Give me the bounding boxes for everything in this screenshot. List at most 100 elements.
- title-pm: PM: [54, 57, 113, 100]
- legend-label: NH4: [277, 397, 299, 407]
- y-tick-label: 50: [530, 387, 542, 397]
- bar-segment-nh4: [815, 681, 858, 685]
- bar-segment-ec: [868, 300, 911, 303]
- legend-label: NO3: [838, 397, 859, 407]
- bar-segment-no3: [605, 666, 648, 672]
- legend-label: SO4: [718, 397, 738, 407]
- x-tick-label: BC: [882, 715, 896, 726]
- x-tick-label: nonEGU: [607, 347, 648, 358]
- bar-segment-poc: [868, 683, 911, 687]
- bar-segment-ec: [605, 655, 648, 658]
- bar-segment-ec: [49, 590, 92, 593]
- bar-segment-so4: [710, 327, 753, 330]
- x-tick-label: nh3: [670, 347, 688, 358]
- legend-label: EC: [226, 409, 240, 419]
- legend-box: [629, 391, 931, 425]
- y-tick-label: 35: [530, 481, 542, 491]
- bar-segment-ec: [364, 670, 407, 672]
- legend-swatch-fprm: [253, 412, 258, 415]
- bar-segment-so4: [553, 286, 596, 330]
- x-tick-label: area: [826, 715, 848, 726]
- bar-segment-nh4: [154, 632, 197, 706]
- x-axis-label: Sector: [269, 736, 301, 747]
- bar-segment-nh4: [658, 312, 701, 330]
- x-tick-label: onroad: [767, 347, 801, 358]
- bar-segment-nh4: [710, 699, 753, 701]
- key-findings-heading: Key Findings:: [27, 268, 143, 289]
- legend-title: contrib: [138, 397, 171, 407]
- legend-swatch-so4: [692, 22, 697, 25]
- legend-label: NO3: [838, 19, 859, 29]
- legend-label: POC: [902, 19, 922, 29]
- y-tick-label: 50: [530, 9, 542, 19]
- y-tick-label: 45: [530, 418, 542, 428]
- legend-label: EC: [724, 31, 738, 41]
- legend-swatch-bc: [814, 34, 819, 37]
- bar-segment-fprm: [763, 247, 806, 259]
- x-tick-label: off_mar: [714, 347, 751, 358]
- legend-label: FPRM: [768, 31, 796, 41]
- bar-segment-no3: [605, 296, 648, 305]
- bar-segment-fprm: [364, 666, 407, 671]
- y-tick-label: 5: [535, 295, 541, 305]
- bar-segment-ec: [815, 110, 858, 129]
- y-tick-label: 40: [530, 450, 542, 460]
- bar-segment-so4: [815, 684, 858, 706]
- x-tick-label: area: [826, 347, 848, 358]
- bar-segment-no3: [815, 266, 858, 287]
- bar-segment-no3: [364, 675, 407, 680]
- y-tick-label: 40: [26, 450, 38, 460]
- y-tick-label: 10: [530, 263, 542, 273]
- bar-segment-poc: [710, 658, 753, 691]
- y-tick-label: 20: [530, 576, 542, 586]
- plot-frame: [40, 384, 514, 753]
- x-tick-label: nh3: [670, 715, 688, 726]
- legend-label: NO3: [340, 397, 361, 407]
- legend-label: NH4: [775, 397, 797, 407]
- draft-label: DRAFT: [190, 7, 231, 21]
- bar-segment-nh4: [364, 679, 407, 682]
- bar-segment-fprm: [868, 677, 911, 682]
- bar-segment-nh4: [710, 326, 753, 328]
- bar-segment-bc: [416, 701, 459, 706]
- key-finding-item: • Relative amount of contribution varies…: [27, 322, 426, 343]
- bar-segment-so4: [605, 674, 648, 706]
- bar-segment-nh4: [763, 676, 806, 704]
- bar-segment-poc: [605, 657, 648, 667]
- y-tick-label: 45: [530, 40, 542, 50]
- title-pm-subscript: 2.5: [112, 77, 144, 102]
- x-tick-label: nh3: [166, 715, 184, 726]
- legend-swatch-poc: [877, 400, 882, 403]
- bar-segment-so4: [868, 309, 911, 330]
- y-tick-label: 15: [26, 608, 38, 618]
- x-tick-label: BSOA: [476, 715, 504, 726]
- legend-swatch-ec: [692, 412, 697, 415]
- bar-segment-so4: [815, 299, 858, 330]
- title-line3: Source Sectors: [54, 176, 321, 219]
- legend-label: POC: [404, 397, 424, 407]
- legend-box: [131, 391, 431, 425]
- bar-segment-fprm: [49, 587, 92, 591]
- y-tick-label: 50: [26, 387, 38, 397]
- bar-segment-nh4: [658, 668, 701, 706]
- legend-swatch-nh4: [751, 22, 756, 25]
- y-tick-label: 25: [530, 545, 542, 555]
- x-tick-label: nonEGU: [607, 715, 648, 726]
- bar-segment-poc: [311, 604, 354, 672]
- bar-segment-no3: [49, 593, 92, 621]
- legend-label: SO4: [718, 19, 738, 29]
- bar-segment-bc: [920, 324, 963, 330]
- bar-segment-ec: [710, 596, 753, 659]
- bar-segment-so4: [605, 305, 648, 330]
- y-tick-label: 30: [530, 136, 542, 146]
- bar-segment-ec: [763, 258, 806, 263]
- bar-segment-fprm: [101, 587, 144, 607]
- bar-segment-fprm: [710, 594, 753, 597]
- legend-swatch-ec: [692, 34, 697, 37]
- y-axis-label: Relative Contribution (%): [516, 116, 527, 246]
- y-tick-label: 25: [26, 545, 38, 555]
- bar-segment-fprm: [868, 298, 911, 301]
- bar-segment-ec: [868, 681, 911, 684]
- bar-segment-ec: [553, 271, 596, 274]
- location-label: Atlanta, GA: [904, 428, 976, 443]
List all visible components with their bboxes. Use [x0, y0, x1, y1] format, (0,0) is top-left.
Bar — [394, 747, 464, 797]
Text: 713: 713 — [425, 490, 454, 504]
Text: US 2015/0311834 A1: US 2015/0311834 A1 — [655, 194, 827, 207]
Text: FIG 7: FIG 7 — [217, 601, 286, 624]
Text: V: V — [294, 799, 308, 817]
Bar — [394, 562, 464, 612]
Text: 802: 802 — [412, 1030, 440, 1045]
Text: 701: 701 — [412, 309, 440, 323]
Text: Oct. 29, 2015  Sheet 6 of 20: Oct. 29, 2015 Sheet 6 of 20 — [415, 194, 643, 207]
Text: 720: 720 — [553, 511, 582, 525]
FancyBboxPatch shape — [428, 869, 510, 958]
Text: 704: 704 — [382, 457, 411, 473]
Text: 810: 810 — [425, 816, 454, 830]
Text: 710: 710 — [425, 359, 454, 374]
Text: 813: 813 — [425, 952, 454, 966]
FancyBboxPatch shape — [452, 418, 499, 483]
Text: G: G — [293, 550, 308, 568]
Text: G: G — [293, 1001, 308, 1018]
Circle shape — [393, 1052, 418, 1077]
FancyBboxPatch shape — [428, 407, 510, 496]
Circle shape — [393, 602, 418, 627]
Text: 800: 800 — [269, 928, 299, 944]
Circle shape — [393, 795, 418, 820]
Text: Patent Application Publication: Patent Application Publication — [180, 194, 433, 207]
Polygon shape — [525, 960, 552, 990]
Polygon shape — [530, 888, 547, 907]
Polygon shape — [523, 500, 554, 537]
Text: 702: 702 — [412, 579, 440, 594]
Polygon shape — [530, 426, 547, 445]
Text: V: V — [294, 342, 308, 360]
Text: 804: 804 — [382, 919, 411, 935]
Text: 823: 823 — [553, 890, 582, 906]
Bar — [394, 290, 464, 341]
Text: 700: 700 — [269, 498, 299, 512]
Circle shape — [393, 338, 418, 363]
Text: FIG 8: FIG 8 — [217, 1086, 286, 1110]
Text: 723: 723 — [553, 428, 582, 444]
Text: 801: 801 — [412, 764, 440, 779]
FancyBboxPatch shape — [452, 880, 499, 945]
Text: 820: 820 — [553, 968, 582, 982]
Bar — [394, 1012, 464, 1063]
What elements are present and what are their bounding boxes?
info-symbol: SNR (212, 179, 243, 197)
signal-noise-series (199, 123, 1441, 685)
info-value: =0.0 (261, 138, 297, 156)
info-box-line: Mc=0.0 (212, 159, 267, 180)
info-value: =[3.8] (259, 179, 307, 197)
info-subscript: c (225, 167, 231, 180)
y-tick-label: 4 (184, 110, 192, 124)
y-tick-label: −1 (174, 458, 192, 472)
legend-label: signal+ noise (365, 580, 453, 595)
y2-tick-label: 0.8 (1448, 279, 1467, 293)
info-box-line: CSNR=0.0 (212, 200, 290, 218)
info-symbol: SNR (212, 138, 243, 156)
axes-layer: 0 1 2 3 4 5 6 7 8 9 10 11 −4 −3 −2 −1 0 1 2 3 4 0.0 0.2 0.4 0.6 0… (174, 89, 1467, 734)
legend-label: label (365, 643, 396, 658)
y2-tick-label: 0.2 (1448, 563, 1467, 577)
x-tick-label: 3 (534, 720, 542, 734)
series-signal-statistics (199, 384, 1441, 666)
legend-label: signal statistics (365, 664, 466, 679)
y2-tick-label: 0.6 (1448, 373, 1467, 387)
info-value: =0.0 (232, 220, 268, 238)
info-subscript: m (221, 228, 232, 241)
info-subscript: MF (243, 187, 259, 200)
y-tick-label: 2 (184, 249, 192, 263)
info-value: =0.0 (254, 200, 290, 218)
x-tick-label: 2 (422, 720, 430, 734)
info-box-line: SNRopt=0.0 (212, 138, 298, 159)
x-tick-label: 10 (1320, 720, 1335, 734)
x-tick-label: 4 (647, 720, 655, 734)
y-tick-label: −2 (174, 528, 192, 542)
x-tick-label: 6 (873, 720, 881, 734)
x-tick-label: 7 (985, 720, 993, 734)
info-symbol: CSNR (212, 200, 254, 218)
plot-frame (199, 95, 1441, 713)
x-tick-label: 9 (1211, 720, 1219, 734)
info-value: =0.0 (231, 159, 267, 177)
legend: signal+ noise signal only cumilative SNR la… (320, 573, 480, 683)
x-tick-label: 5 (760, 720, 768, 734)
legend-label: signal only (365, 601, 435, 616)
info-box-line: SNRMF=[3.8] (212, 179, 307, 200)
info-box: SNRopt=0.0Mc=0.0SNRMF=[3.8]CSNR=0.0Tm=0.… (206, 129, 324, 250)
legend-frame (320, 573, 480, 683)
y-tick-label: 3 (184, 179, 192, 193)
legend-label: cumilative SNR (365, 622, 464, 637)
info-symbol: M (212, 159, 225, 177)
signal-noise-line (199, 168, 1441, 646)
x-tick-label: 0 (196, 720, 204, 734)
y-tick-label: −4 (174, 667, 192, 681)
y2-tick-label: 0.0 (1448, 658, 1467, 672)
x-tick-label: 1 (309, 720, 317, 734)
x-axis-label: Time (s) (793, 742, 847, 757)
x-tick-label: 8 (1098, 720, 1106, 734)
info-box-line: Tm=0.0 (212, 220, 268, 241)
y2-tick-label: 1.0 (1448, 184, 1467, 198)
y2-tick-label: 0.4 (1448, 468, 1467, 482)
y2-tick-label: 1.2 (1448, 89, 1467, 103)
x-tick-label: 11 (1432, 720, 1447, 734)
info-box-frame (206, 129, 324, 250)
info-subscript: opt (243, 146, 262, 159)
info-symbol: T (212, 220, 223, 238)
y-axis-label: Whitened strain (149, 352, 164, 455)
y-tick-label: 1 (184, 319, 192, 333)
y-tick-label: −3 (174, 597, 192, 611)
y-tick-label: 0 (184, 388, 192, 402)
--------
TASK DETAILS
In the stretch of the data from its first line through the line containing "- y-tick-label: 5: [535, 295, 541, 305]", rename every "legend-label" to "key-label" and leave everything else unchanged. Provide only those revised lines.

OUTPUT FOR THIS EXERCISE
Give me the bounding boxes for everything in this screenshot. List at most 100 elements.
- title-pm: PM: [54, 57, 113, 100]
- key-label: NH4: [277, 397, 299, 407]
- y-tick-label: 50: [530, 387, 542, 397]
- bar-segment-nh4: [815, 681, 858, 685]
- bar-segment-ec: [868, 300, 911, 303]
- key-label: NO3: [838, 397, 859, 407]
- bar-segment-no3: [605, 666, 648, 672]
- key-label: SO4: [718, 397, 738, 407]
- x-tick-label: BC: [882, 715, 896, 726]
- x-tick-label: nonEGU: [607, 347, 648, 358]
- bar-segment-poc: [868, 683, 911, 687]
- bar-segment-ec: [605, 655, 648, 658]
- bar-segment-ec: [49, 590, 92, 593]
- bar-segment-so4: [710, 327, 753, 330]
- x-tick-label: nh3: [670, 347, 688, 358]
- key-label: EC: [226, 409, 240, 419]
- legend-box: [629, 391, 931, 425]
- y-tick-label: 35: [530, 481, 542, 491]
- bar-segment-ec: [364, 670, 407, 672]
- legend-swatch-fprm: [253, 412, 258, 415]
- bar-segment-so4: [553, 286, 596, 330]
- x-tick-label: area: [826, 715, 848, 726]
- bar-segment-nh4: [154, 632, 197, 706]
- x-axis-label: Sector: [269, 736, 301, 747]
- bar-segment-nh4: [658, 312, 701, 330]
- x-tick-label: onroad: [767, 347, 801, 358]
- bar-segment-nh4: [710, 699, 753, 701]
- key-findings-heading: Key Findings:: [27, 268, 143, 289]
- legend-title: contrib: [138, 397, 171, 407]
- legend-swatch-so4: [692, 22, 697, 25]
- key-label: NO3: [838, 19, 859, 29]
- key-label: POC: [902, 19, 922, 29]
- y-tick-label: 50: [530, 9, 542, 19]
- y-tick-label: 45: [530, 418, 542, 428]
- key-label: EC: [724, 31, 738, 41]
- legend-swatch-bc: [814, 34, 819, 37]
- bar-segment-fprm: [763, 247, 806, 259]
- x-tick-label: off_mar: [714, 347, 751, 358]
- key-label: FPRM: [768, 31, 796, 41]
- bar-segment-no3: [605, 296, 648, 305]
- bar-segment-fprm: [364, 666, 407, 671]
- y-tick-label: 5: [535, 295, 541, 305]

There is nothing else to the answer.